** START THE RECORDS **
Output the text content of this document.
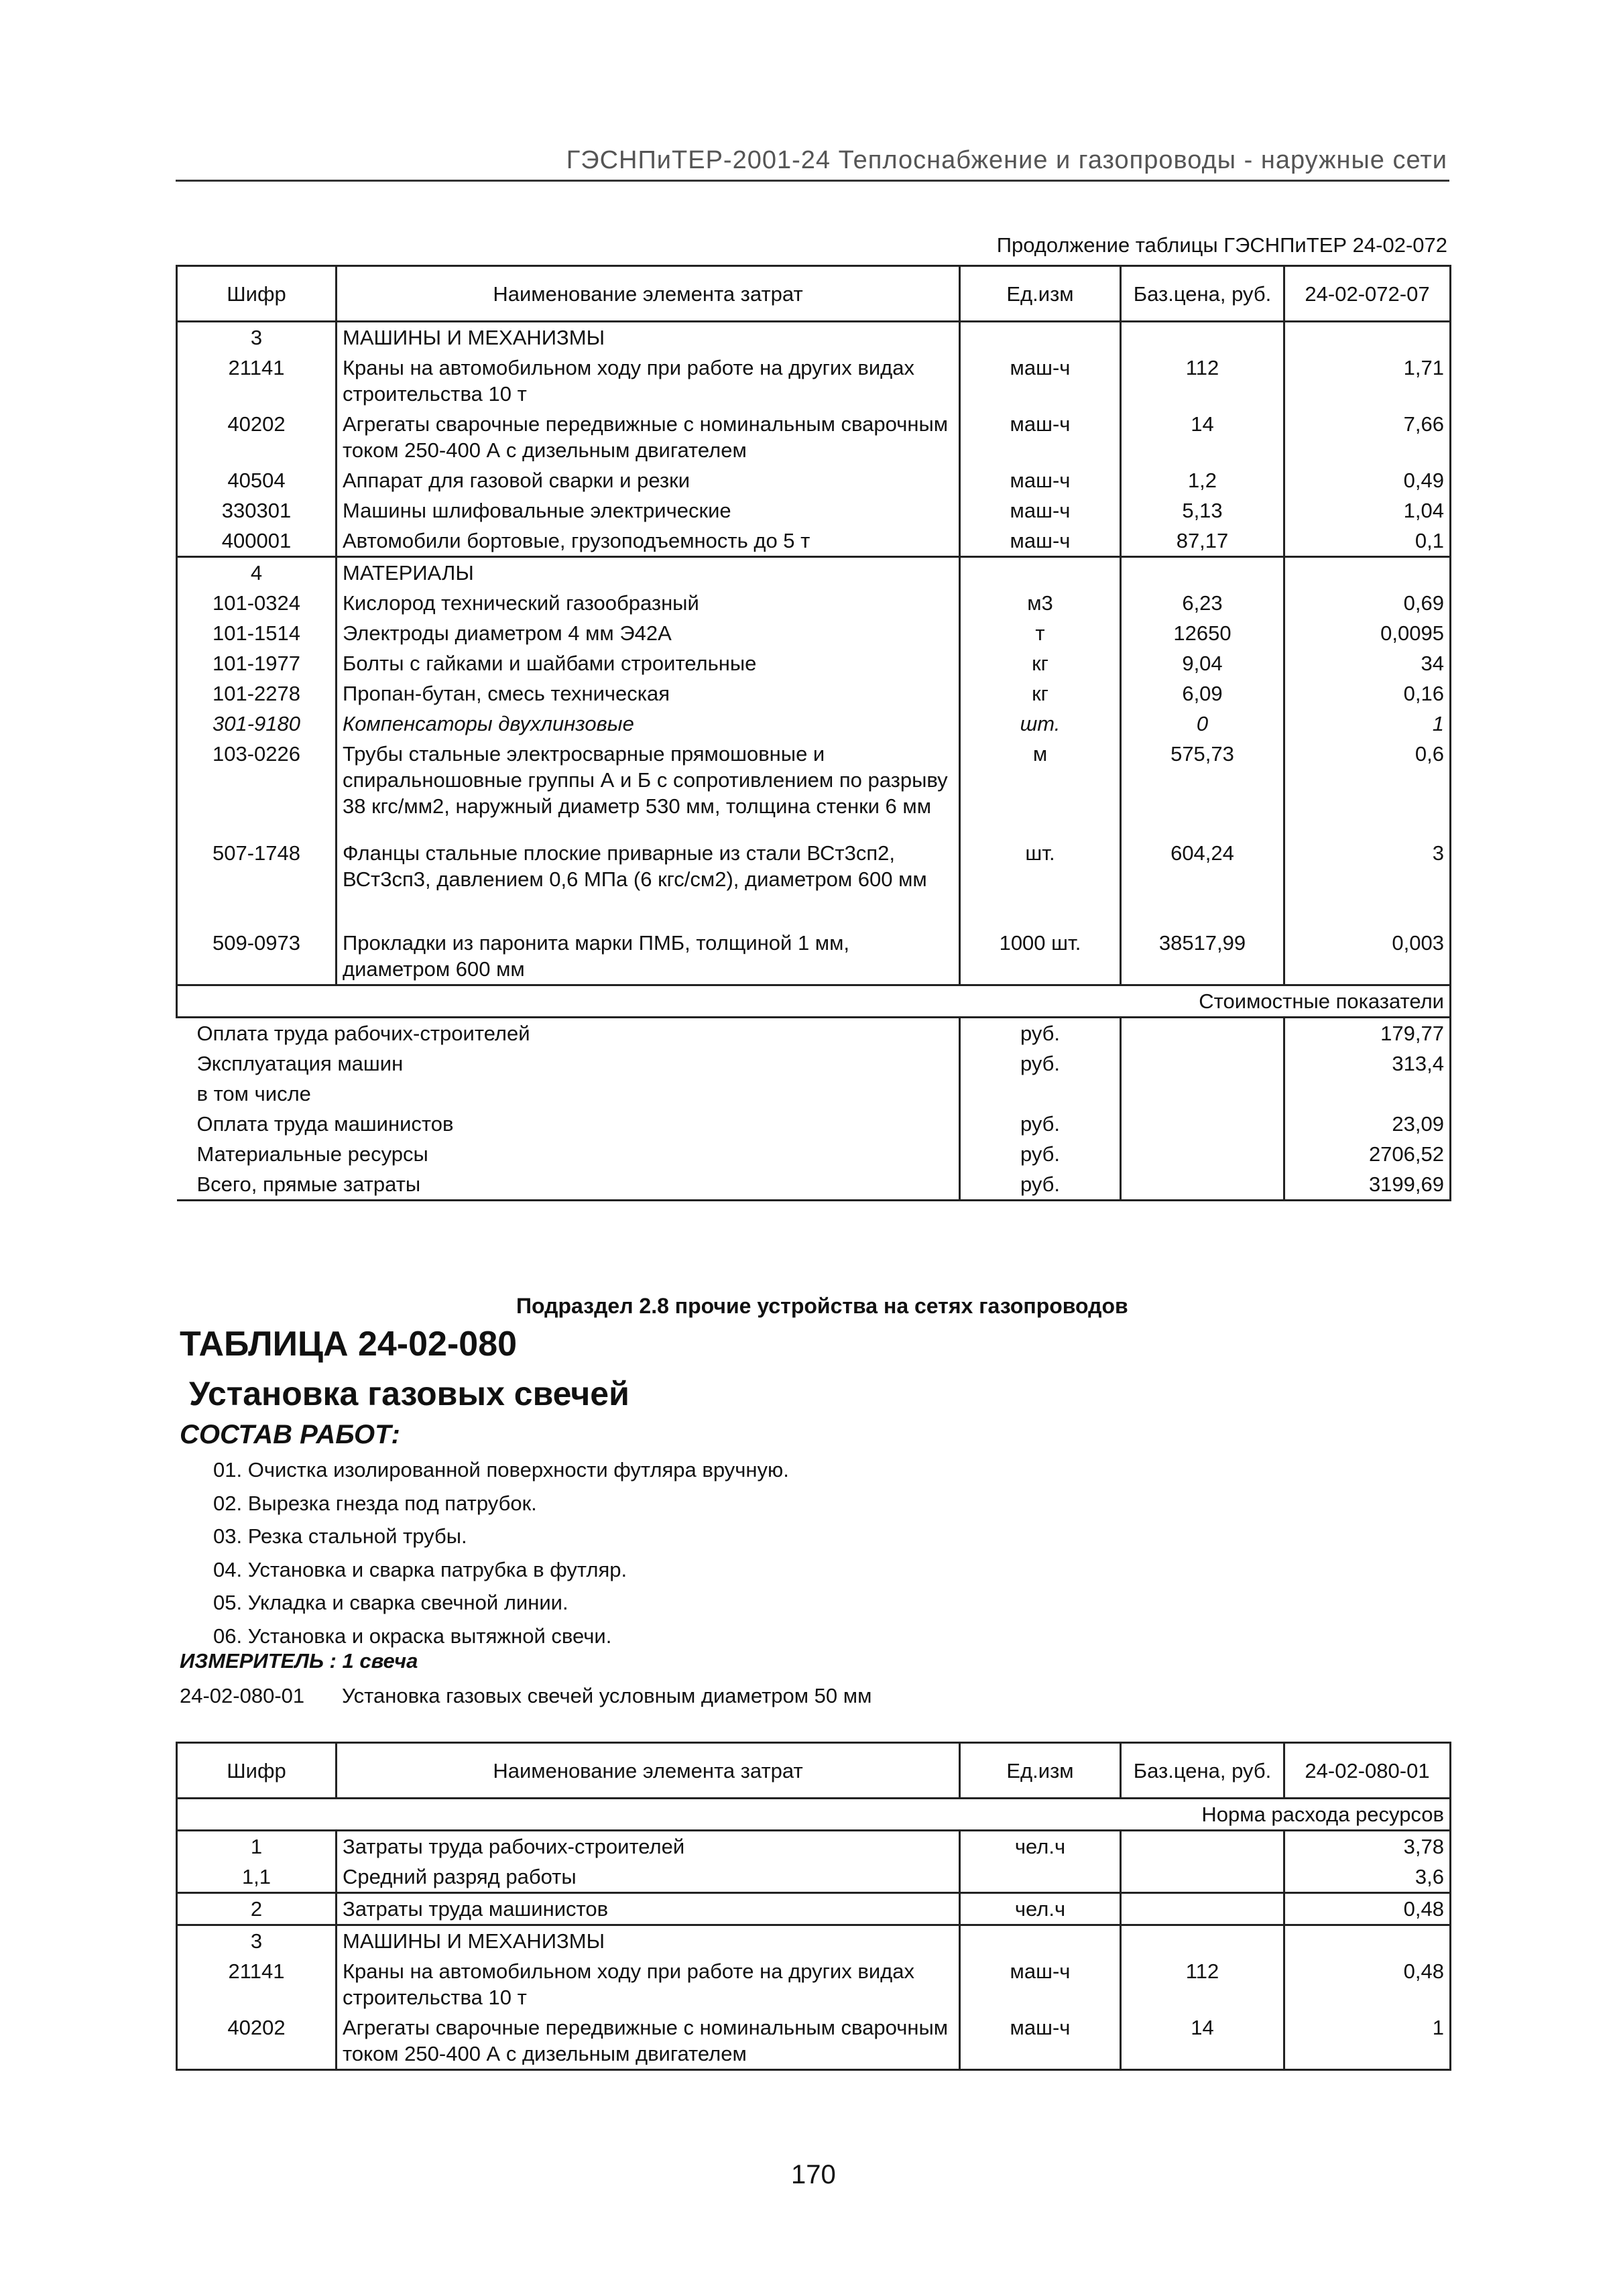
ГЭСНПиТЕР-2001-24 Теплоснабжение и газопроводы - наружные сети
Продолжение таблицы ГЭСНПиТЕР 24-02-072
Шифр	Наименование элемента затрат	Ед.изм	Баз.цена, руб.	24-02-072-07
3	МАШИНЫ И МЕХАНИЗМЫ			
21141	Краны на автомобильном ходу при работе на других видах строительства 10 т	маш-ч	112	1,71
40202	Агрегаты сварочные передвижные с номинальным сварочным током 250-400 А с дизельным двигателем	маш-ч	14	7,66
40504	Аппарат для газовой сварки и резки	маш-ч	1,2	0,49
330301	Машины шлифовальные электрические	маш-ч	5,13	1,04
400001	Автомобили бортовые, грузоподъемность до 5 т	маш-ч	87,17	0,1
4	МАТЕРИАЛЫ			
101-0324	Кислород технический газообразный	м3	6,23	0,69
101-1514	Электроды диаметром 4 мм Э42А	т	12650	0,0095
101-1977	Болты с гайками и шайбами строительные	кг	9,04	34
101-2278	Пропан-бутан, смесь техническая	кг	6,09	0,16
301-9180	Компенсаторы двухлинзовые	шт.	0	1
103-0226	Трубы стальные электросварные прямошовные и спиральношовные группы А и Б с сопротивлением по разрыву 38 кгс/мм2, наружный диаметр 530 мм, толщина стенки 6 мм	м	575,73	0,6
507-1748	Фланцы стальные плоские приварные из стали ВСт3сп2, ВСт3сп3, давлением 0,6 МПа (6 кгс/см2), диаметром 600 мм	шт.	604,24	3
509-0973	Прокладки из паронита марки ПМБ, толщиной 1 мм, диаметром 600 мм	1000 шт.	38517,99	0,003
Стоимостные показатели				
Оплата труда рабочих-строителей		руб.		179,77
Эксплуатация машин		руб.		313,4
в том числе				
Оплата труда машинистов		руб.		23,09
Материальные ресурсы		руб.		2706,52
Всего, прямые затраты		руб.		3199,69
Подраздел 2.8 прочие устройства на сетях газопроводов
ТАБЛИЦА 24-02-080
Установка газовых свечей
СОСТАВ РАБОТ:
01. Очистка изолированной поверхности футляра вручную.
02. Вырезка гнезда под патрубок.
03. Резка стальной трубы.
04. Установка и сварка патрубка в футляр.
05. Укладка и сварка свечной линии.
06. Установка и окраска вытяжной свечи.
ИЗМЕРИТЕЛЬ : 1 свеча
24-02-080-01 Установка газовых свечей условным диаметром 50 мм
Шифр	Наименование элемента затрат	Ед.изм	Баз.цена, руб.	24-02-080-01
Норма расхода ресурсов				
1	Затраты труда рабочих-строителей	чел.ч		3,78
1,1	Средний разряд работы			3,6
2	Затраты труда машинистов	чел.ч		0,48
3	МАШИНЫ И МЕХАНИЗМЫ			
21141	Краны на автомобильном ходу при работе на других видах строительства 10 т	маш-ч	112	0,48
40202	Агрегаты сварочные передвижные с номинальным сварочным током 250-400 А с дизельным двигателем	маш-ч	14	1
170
** END THE RECORDS **
** START THE RECORDS **
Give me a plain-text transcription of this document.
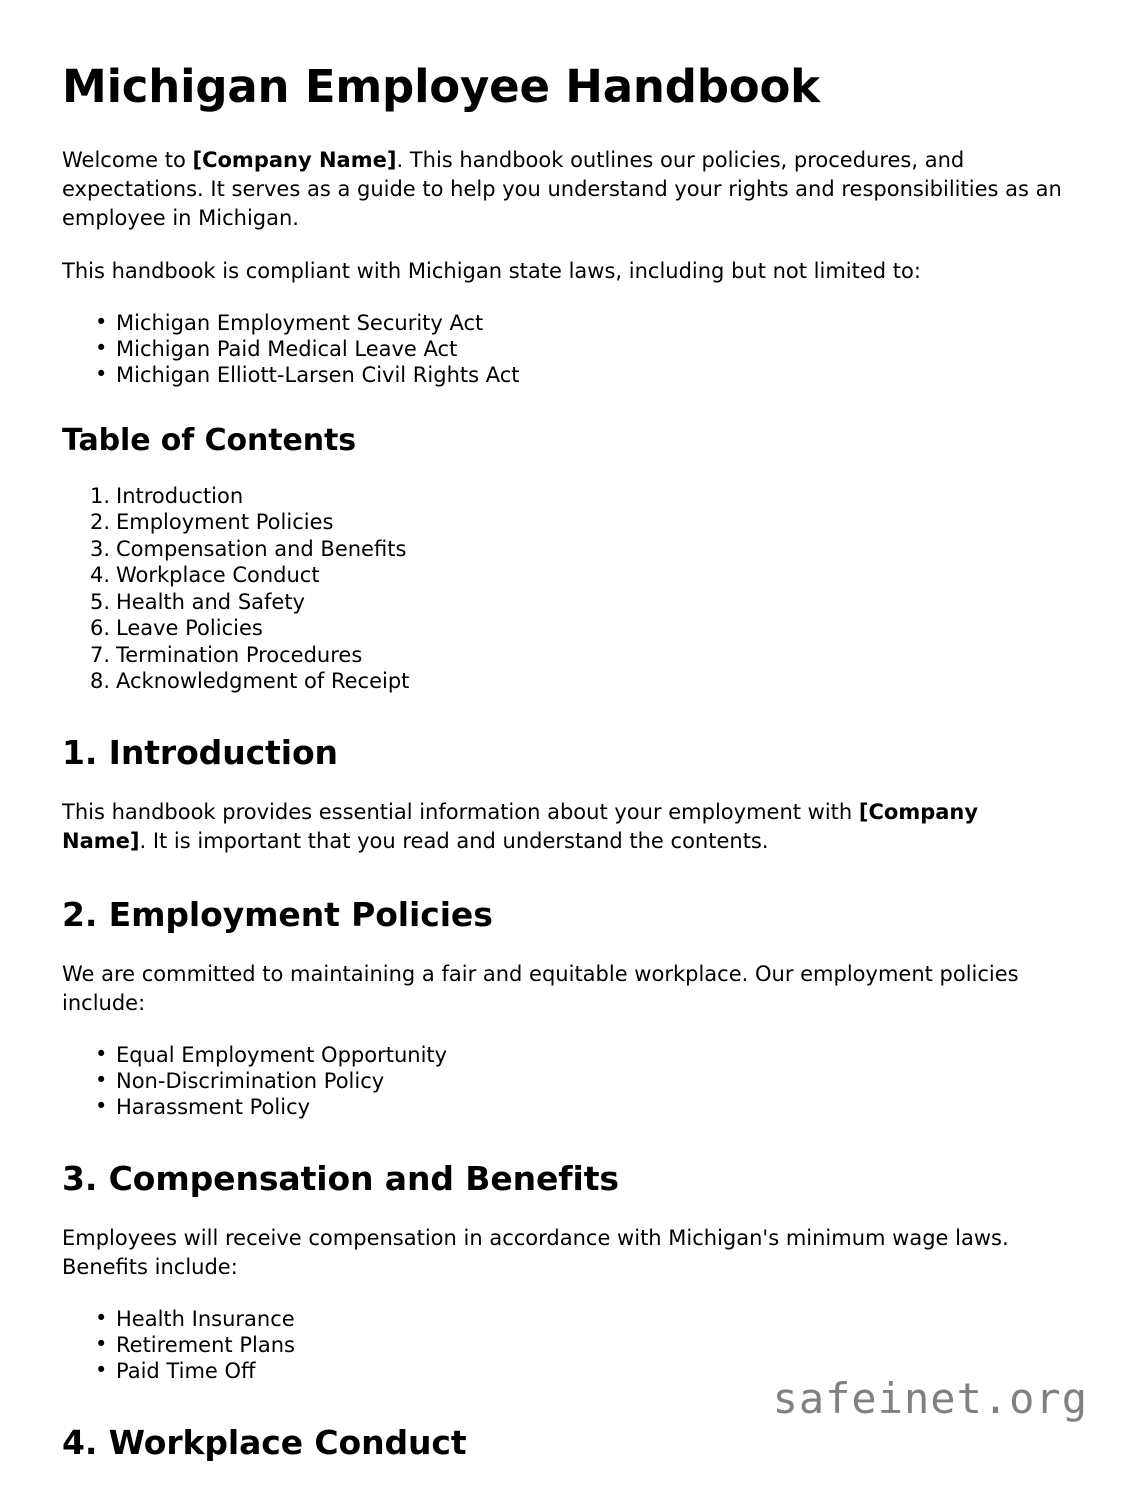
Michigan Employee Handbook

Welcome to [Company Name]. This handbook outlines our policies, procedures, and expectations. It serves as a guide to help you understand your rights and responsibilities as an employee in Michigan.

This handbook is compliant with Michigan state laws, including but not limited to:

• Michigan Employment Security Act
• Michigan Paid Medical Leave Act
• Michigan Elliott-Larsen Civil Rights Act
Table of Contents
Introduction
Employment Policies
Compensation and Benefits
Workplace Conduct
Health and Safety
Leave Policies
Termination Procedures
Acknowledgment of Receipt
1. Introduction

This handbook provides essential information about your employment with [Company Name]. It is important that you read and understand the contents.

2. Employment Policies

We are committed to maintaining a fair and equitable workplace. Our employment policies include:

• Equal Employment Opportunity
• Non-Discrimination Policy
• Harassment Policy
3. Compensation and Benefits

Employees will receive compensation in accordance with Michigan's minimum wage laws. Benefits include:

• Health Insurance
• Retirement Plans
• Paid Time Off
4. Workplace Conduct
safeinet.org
** END THE RECORDS **
** START THE RECORDS **
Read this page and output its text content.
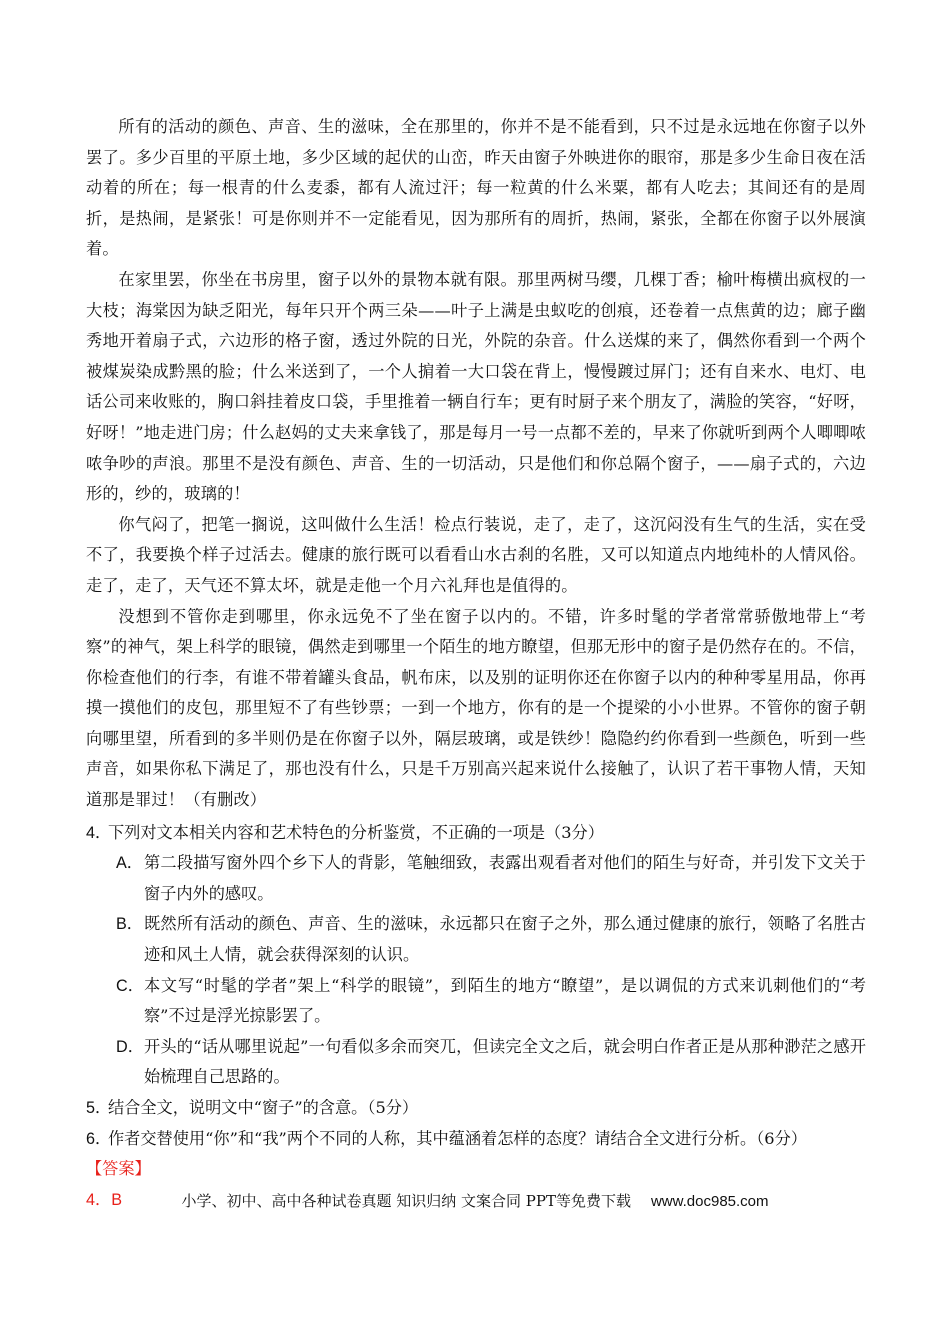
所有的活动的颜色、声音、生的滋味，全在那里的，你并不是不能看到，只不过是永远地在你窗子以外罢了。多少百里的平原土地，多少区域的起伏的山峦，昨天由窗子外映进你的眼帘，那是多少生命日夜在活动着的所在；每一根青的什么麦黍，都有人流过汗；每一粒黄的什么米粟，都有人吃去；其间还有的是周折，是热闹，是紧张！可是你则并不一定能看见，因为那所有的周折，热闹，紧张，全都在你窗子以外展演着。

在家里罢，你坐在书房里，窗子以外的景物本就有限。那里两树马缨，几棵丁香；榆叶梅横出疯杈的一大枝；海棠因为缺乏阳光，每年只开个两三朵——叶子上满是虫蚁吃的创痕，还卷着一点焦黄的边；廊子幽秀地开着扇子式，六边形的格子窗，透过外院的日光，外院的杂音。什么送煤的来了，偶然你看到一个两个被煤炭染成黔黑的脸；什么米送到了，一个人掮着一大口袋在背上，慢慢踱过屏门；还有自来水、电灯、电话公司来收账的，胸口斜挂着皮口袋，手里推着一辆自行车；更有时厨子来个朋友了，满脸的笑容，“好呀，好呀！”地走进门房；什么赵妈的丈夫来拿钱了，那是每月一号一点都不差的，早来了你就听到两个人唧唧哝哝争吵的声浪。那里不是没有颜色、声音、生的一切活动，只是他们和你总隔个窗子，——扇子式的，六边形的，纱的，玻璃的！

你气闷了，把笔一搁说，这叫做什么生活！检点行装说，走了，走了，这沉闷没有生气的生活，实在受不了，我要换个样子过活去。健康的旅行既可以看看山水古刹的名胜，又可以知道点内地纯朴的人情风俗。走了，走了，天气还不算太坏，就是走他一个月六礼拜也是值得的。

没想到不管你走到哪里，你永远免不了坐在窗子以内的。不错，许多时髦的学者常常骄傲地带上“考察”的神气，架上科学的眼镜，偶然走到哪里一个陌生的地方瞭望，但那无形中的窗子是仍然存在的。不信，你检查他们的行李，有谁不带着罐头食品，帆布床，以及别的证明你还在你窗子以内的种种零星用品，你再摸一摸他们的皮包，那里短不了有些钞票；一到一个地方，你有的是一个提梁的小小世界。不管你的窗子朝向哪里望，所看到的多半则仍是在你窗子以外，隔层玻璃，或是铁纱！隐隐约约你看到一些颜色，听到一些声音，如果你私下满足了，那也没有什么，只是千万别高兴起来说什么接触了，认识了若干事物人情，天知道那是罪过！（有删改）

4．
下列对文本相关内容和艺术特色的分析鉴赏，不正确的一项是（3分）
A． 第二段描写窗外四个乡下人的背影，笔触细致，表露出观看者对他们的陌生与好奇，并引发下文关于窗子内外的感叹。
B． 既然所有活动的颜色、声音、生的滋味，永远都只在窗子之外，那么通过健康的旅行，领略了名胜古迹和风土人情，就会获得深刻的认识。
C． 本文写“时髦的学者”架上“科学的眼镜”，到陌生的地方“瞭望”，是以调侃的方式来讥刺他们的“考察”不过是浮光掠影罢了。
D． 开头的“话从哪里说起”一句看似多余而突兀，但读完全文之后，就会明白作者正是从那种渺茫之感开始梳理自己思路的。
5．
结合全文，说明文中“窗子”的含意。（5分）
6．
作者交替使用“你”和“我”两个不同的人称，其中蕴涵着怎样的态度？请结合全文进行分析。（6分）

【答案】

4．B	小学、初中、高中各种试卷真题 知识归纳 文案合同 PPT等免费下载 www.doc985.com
** END THE RECORDS **
:: TASK GOAL ::
Scan the data above and copy every line with "рабочих" in it.

:: TASK SOLUTION ::
Оплата труда рабочих-строителей		руб.		179,77
1	Затраты труда рабочих-строителей	чел.ч		3,78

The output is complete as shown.